> _Instruction_:
Work out the number of lines with the word "accent" in the material below, then reply with that number only.

> _Material provided_:

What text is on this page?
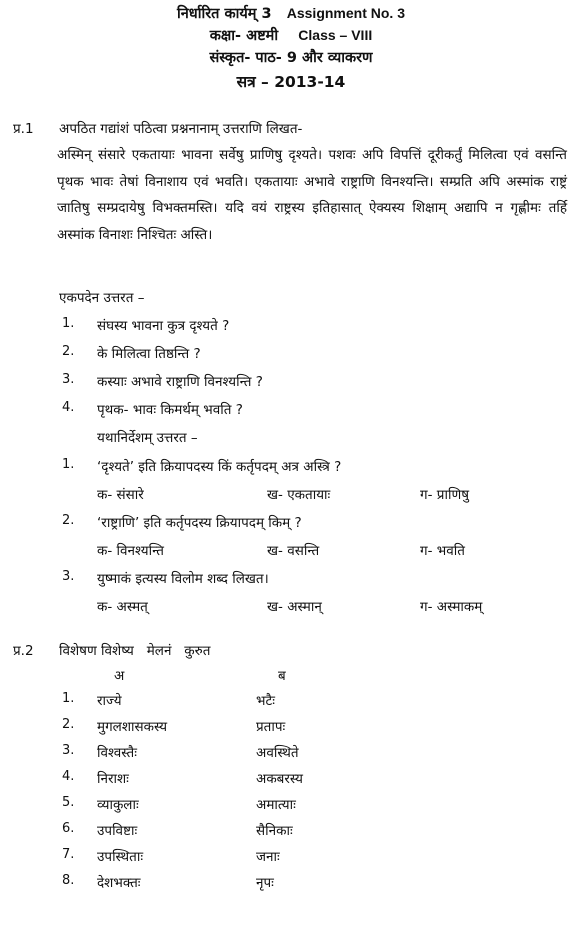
निर्धारित कार्यम् 3 Assignment No. 3
कक्षा- अष्टमी Class – VIII
संस्कृत- पाठ- 9 और व्याकरण
सत्र – 2013-14
प्र.1 अपठित गद्यांशं पठित्वा प्रश्ननानाम् उत्तराणि लिखत-
अस्मिन् संसारे एकतायाः भावना सर्वेषु प्राणिषु दृश्यते। पशवः अपि विपत्तिं दूरीकर्तुं मिलित्वा एवं वसन्ति पृथक भावः तेषां विनाशाय एवं भवति। एकतायाः अभावे राष्ट्राणि विनश्यन्ति। सम्प्रति अपि अस्मांक राष्ट्रं जातिषु सम्प्रदायेषु विभक्तमस्ति। यदि वयं राष्ट्रस्य इतिहासात् ऐक्यस्य शिक्षाम् अद्यापि न गृह्णीमः तर्हि अस्मांक विनाशः निश्चितः अस्ति।
एकपदेन उत्तरत –
1. संघस्य भावना कुत्र दृश्यते ?
2. के मिलित्वा तिष्ठन्ति ?
3. कस्याः अभावे राष्ट्राणि विनश्यन्ति ?
4. पृथक- भावः किमर्थम् भवति ?
यथानिर्देशम् उत्तरत –
1. ‘दृश्यते’ इति क्रियापदस्य किं कर्तृपदम् अत्र अस्त्रि ?
क- संसारे	ख- एकतायाः	ग- प्राणिषु
2. ‘राष्ट्राणि’ इति कर्तृपदस्य क्रियापदम् किम् ?
क- विनश्यन्ति	ख- वसन्ति	ग- भवति
3. युष्माकं इत्यस्य विलोम शब्द लिखत।
क- अस्मत्	ख- अस्मान्	ग- अस्माकम्
प्र.2 विशेषण विशेष्य   मेलनं   कुरुत
अ	ब
1. राज्ये	भटैः
2. मुगलशासकस्य	प्रतापः
3. विश्वस्तैः	अवस्थिते
4. निराशः	अकबरस्य
5. व्याकुलाः	अमात्याः
6. उपविष्टाः	सैनिकाः
7. उपस्थिताः	जनाः
8. देशभक्तः	नृपः
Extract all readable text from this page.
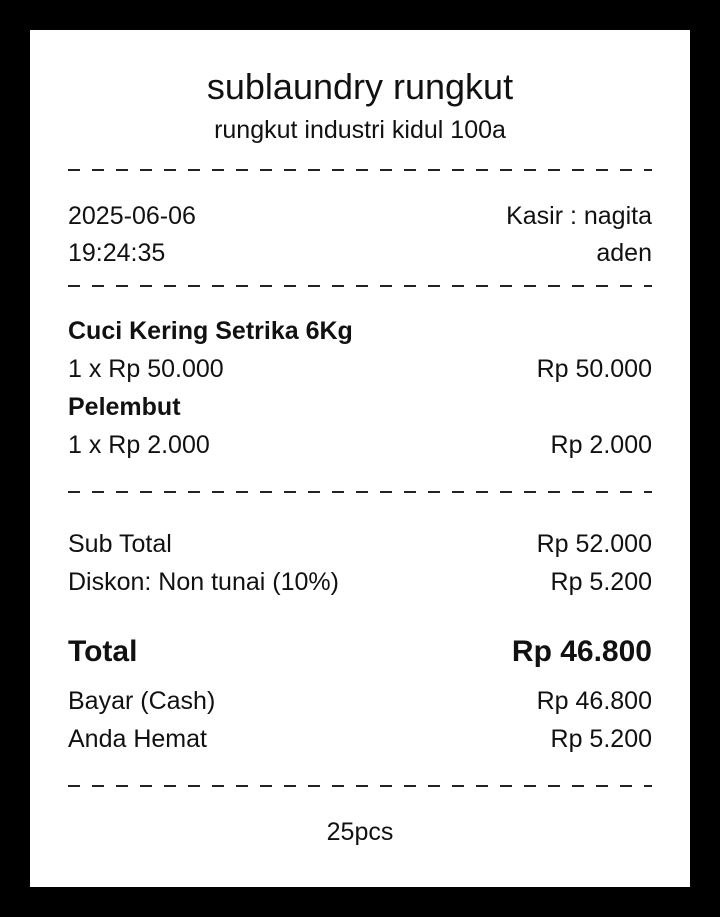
sublaundry rungkut
rungkut industri kidul 100a
2025-06-06	Kasir : nagita
19:24:35	aden
Cuci Kering Setrika 6Kg
1 x Rp 50.000	Rp 50.000
Pelembut
1 x Rp 2.000	Rp 2.000
Sub Total	Rp 52.000
Diskon: Non tunai (10%)	Rp 5.200
Total	Rp 46.800
Bayar (Cash)	Rp 46.800
Anda Hemat	Rp 5.200
25pcs
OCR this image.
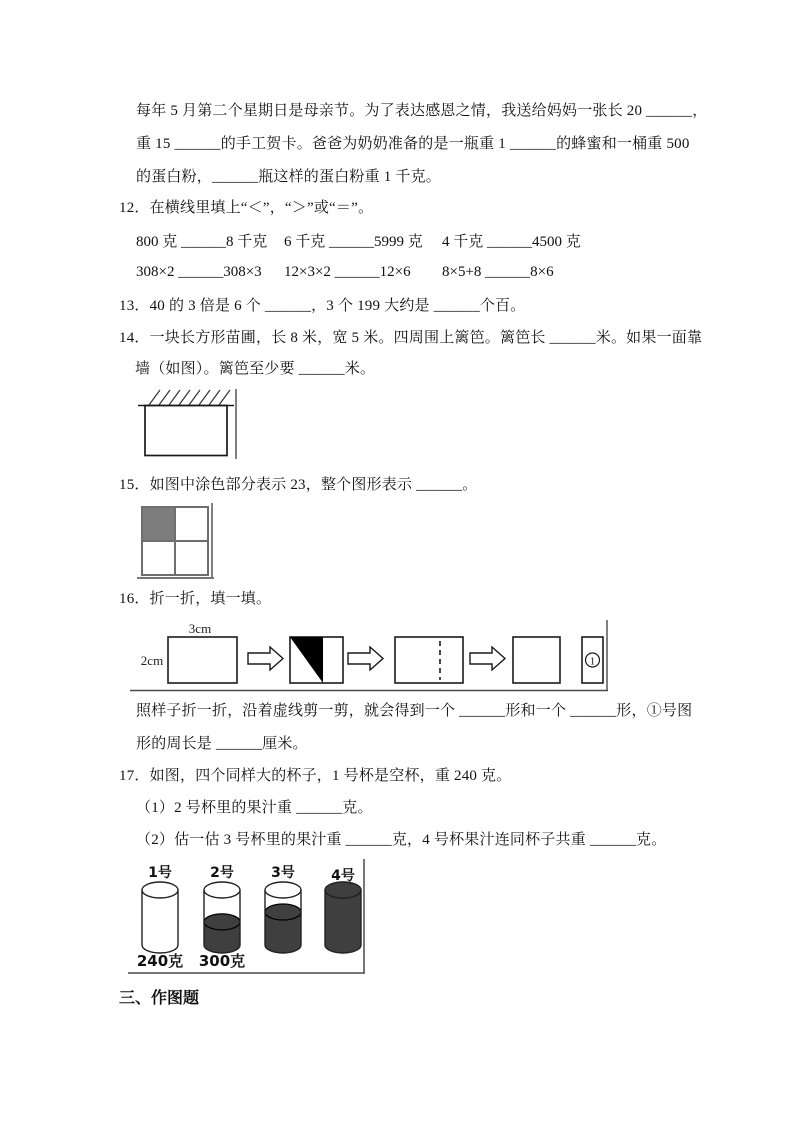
每年 5 月第二个星期日是母亲节。为了表达感恩之情，我送给妈妈一张长 20 ______，
重 15 ______的手工贺卡。爸爸为奶奶准备的是一瓶重 1 ______的蜂蜜和一桶重 500
的蛋白粉，______瓶这样的蛋白粉重 1 千克。
12．在横线里填上“＜”，“＞”或“＝”。
800 克 ______8 千克 6 千克 ______5999 克 4 千克 ______4500 克
308×2 ______308×3 12×3×2 ______12×6 8×5+8 ______8×6
13．40 的 3 倍是 6 个 ______，3 个 199 大约是 ______个百。
14．一块长方形苗圃，长 8 米，宽 5 米。四周围上篱笆。篱笆长 ______米。如果一面靠
墙（如图）。篱笆至少要 ______米。
15．如图中涂色部分表示 23，整个图形表示 ______。
16．折一折，填一填。
3cm
2cm	1
照样子折一折，沿着虚线剪一剪，就会得到一个 ______形和一个 ______形，①号图
形的周长是 ______厘米。
17．如图，四个同样大的杯子，1 号杯是空杯，重 240 克。
（1）2 号杯里的果汁重 ______克。
（2）估一估 3 号杯里的果汁重 ______克，4 号杯果汁连同杯子共重 ______克。
1号
240克
2号
300克
3号	4号
三、作图题
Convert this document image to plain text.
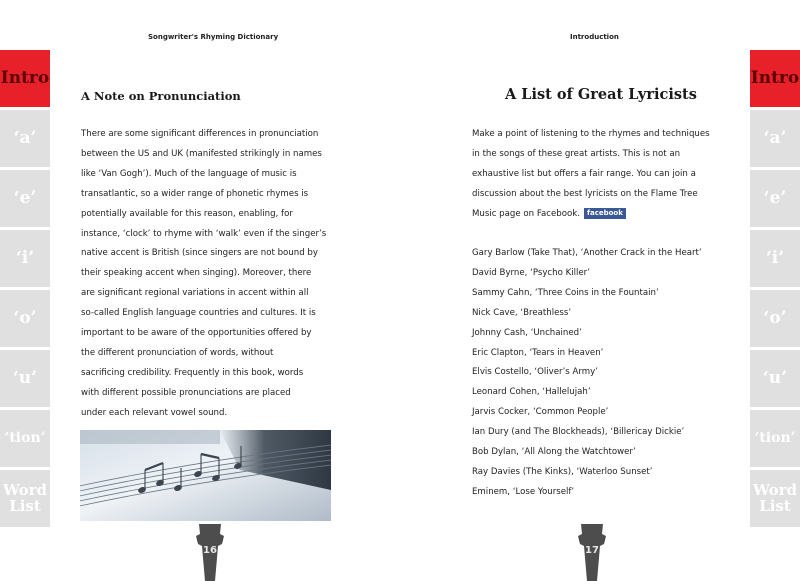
Songwriter's Rhyming Dictionary
Intro
‘a’
‘e’
‘i’
‘o’
‘u’
‘tion’
Word
List
A Note on Pronunciation
There are some significant differences in pronunciation
between the US and UK (manifested strikingly in names
like ‘Van Gogh’). Much of the language of music is
transatlantic, so a wider range of phonetic rhymes is
potentially available for this reason, enabling, for
instance, ‘clock’ to rhyme with ‘walk’ even if the singer’s
native accent is British (since singers are not bound by
their speaking accent when singing). Moreover, there
are significant regional variations in accent within all
so-called English language countries and cultures. It is
important to be aware of the opportunities offered by
the different pronunciation of words, without
sacrificing credibility. Frequently in this book, words
with different possible pronunciations are placed
under each relevant vowel sound.
16
Introduction
Intro
‘a’
‘e’
‘i’
‘o’
‘u’
‘tion’
Word
List
A List of Great Lyricists
Make a point of listening to the rhymes and techniques
in the songs of these great artists. This is not an
exhaustive list but offers a fair range. You can join a
discussion about the best lyricists on the Flame Tree
Music page on Facebook. facebook
Gary Barlow (Take That), ‘Another Crack in the Heart’
David Byrne, ‘Psycho Killer’
Sammy Cahn, ‘Three Coins in the Fountain’
Nick Cave, ‘Breathless’
Johnny Cash, ‘Unchained’
Eric Clapton, ‘Tears in Heaven’
Elvis Costello, ‘Oliver’s Army’
Leonard Cohen, ‘Hallelujah’
Jarvis Cocker, ‘Common People’
Ian Dury (and The Blockheads), ‘Billericay Dickie’
Bob Dylan, ‘All Along the Watchtower’
Ray Davies (The Kinks), ‘Waterloo Sunset’
Eminem, ‘Lose Yourself’
17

> _Solution to this problem_:
3